* Provided material
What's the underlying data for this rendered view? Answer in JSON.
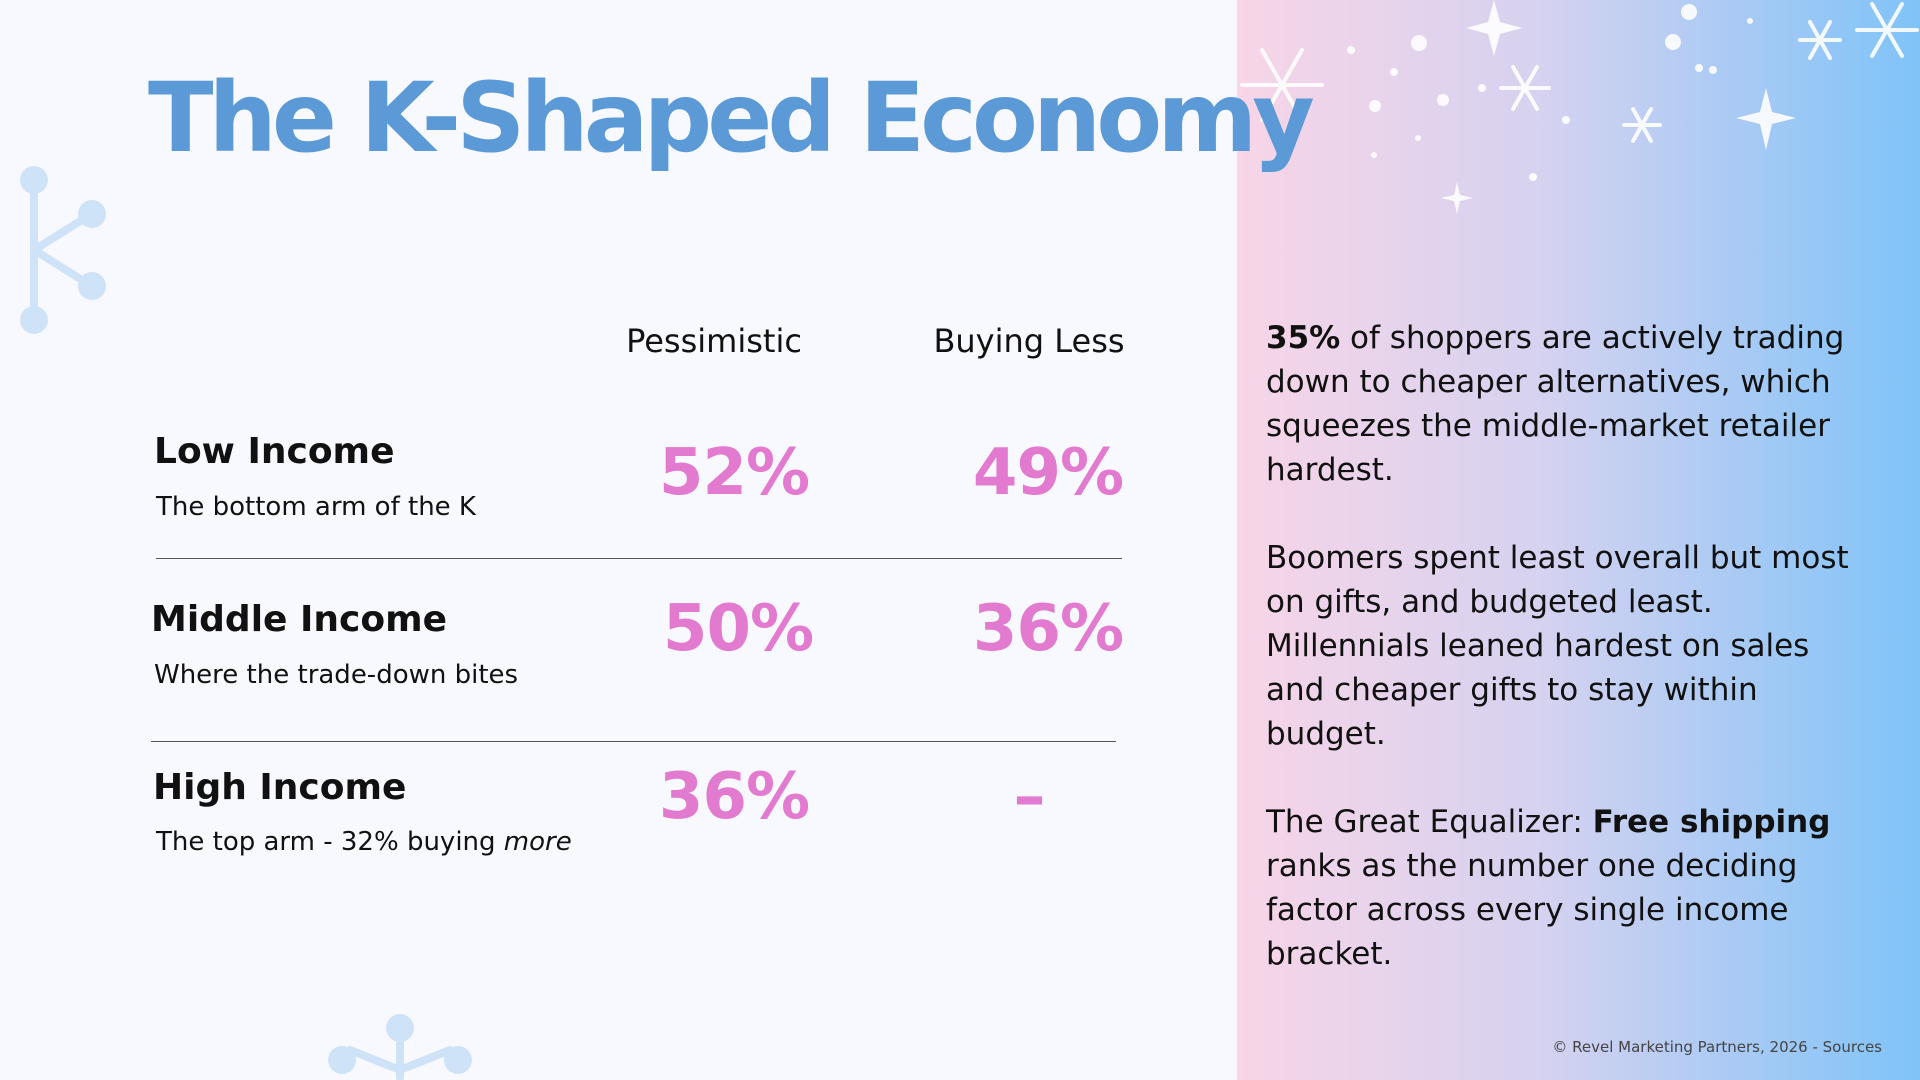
{
  "title": "The K-Shaped Economy",
  "table": {
    "headers": [
      "Pessimistic",
      "Buying Less"
    ],
    "rows": [
      {
        "label": "Low Income",
        "sublabel": "The bottom arm of the K",
        "values": [
          "52%",
          "49%"
        ]
      },
      {
        "label": "Middle Income",
        "sublabel": "Where the trade-down bites",
        "values": [
          "50%",
          "36%"
        ]
      },
      {
        "label": "High Income",
        "sublabel": [
          "The top arm - 32% buying ",
          "more"
        ],
        "values": [
          "36%",
          "–"
        ]
      }
    ]
  },
  "sidebar": {
    "paragraphs": [
      [
        "35%",
        " of shoppers are actively trading down to cheaper alternatives, which squeezes the middle-market retailer hardest."
      ],
      [
        "Boomers spent least overall but most on gifts, and budgeted least. Millennials leaned hardest on sales and cheaper gifts to stay within budget."
      ],
      [
        "The Great Equalizer: ",
        "Free shipping",
        " ranks as the number one deciding factor across every single income bracket."
      ]
    ]
  },
  "footer": "© Revel Marketing Partners, 2026 - Sources"
}
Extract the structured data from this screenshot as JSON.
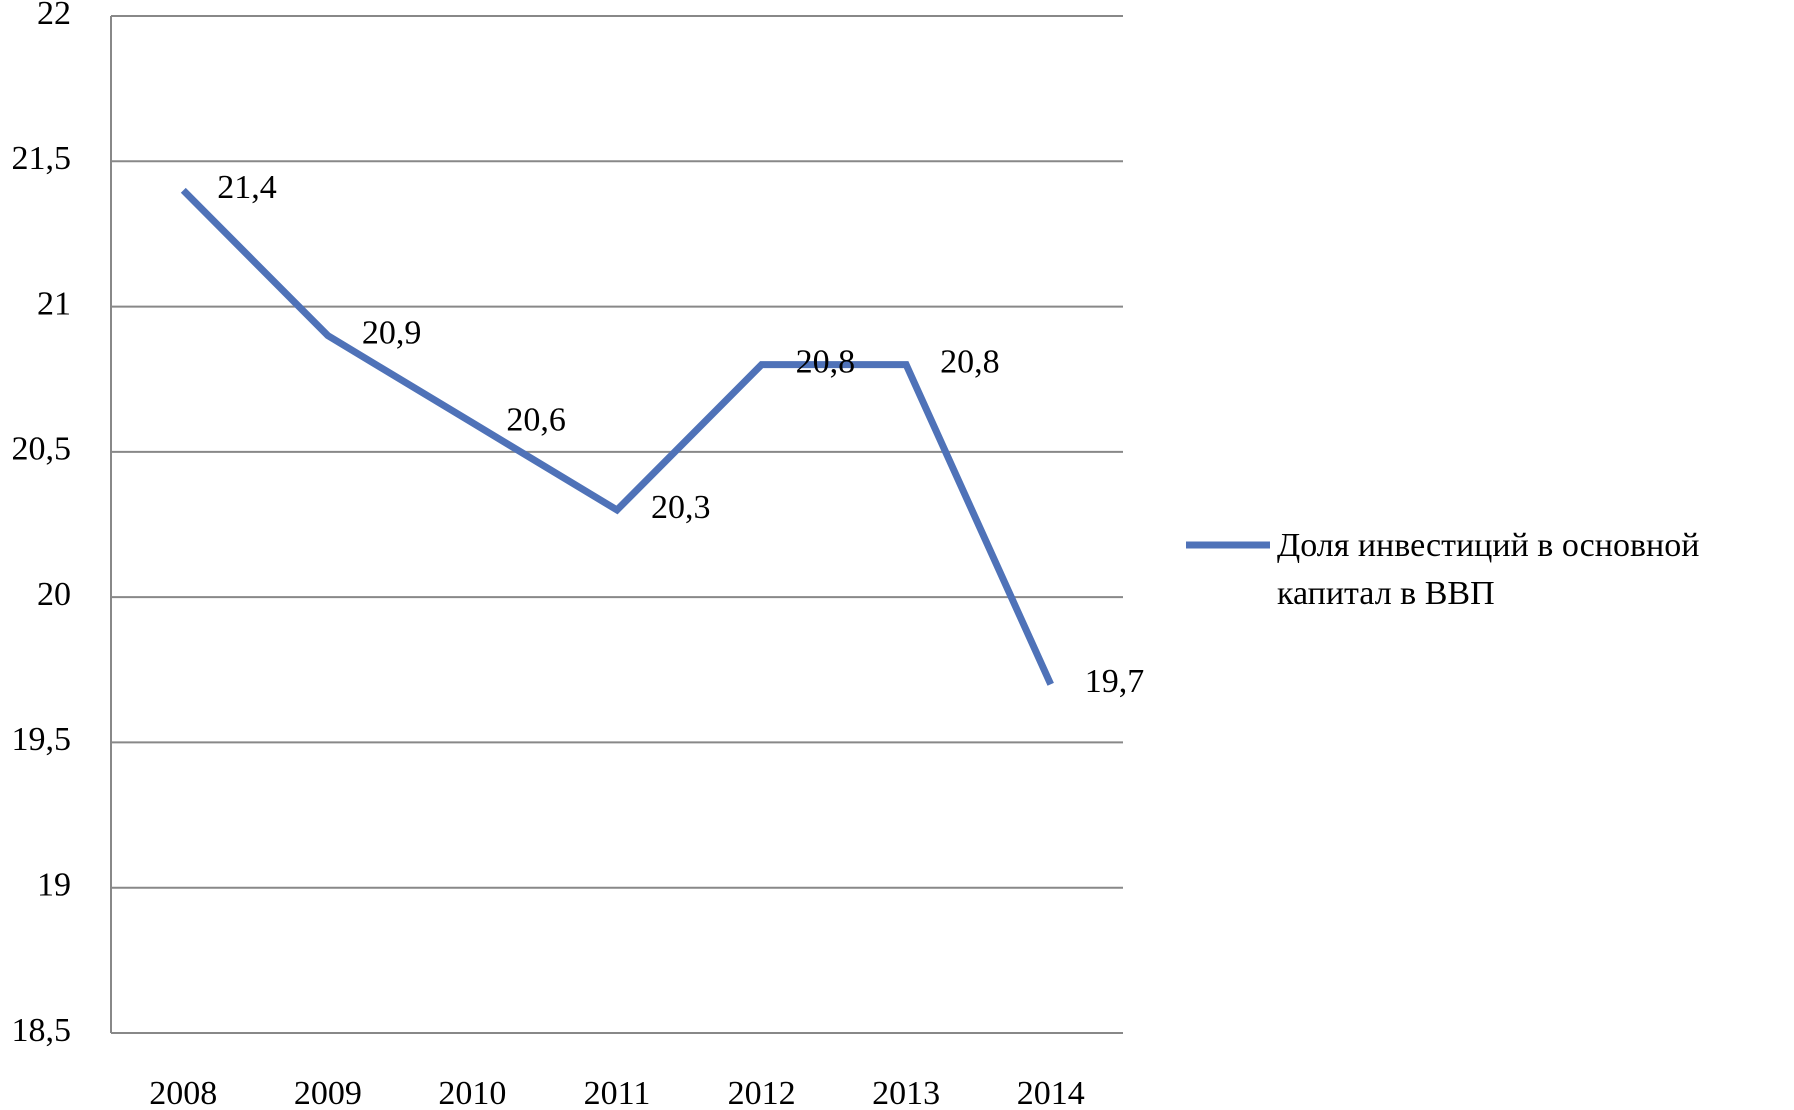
{
  "chart_data": {
    "type": "line",
    "categories": [
      "2008",
      "2009",
      "2010",
      "2011",
      "2012",
      "2013",
      "2014"
    ],
    "series": [
      {
        "name": "Доля инвестиций в основной капитал в ВВП",
        "color": "#4f72b8",
        "values": [
          21.4,
          20.9,
          20.6,
          20.3,
          20.8,
          20.8,
          19.7
        ],
        "value_labels": [
          "21,4",
          "20,9",
          "20,6",
          "20,3",
          "20,8",
          "20,8",
          "19,7"
        ]
      }
    ],
    "ylim": [
      18.5,
      22
    ],
    "yticks": [
      {
        "value": 18.5,
        "label": "18,5"
      },
      19,
      {
        "value": 19.5,
        "label": "19,5"
      },
      20,
      {
        "value": 20.5,
        "label": "20,5"
      },
      21,
      {
        "value": 21.5,
        "label": "21,5"
      },
      22
    ],
    "grid": true,
    "legend": "right"
  }
}
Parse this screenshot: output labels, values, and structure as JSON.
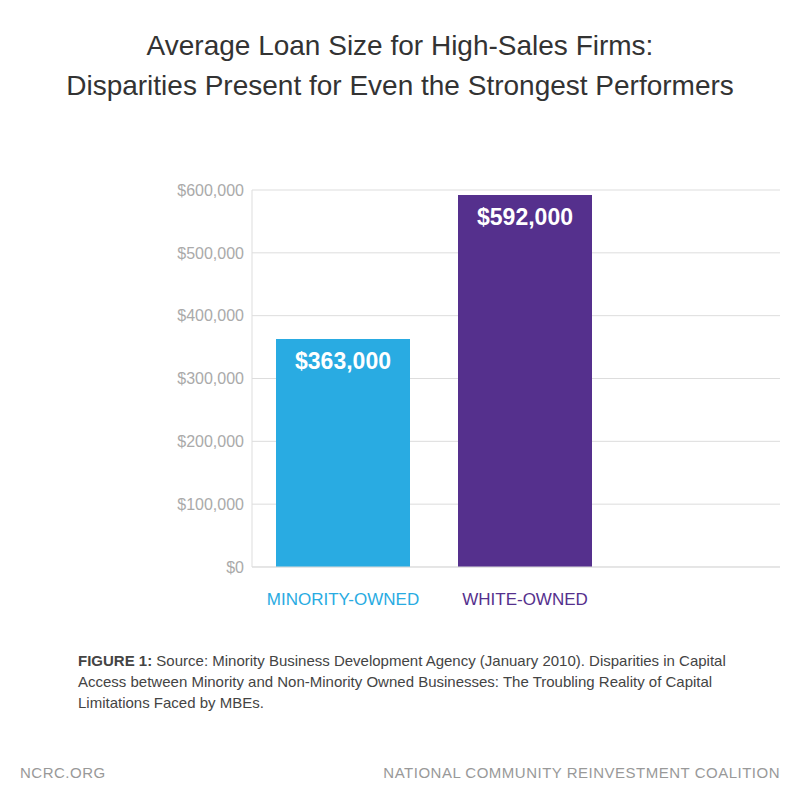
{
  "chart_data": {
    "type": "bar",
    "title": "Average Loan Size for High-Sales Firms:",
    "subtitle": "Disparities Present for Even the Strongest Performers",
    "categories": [
      "MINORITY-OWNED",
      "WHITE-OWNED"
    ],
    "values": [
      363000,
      592000
    ],
    "value_labels": [
      "$363,000",
      "$592,000"
    ],
    "data_labels": true,
    "colors": [
      "#29abe2",
      "#55308d"
    ],
    "ylim": [
      0,
      600000
    ],
    "yticks": [
      {
        "value": 0,
        "label": "$0"
      },
      {
        "value": 100000,
        "label": "$100,000"
      },
      {
        "value": 200000,
        "label": "$200,000"
      },
      {
        "value": 300000,
        "label": "$300,000"
      },
      {
        "value": 400000,
        "label": "$400,000"
      },
      {
        "value": 500000,
        "label": "$500,000"
      },
      {
        "value": 600000,
        "label": "$600,000"
      }
    ],
    "grid": true,
    "annotations": [
      "FIGURE 1:",
      "Source: Minority Business Development Agency (January 2010). Disparities in Capital Access between Minority and Non-Minority Owned Businesses: The Troubling Reality of Capital Limitations Faced by MBEs.",
      "NCRC.ORG",
      "NATIONAL COMMUNITY REINVESTMENT COALITION"
    ]
  }
}
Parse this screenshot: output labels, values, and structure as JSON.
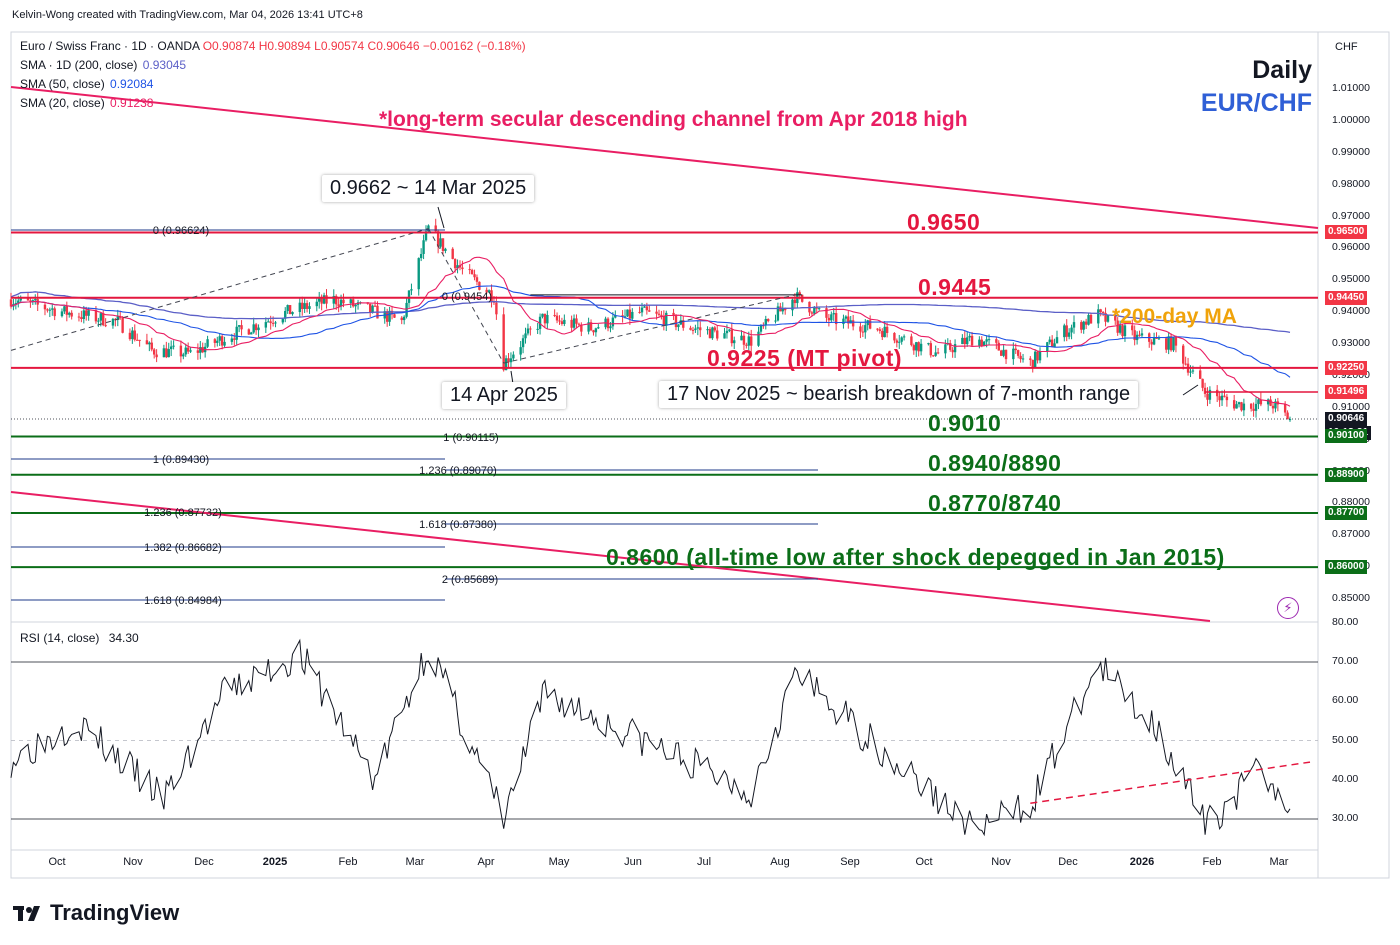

* What is required
Gather each line holding the string "JSON".

* Finished exercise
What's the underlying data for this rendered view? Answer in JSON.
Extract the structured data from this screenshot as JSON.
Parse this screenshot: output labels, values, and structure as JSON.
Parse this screenshot: output labels, values, and structure as JSON.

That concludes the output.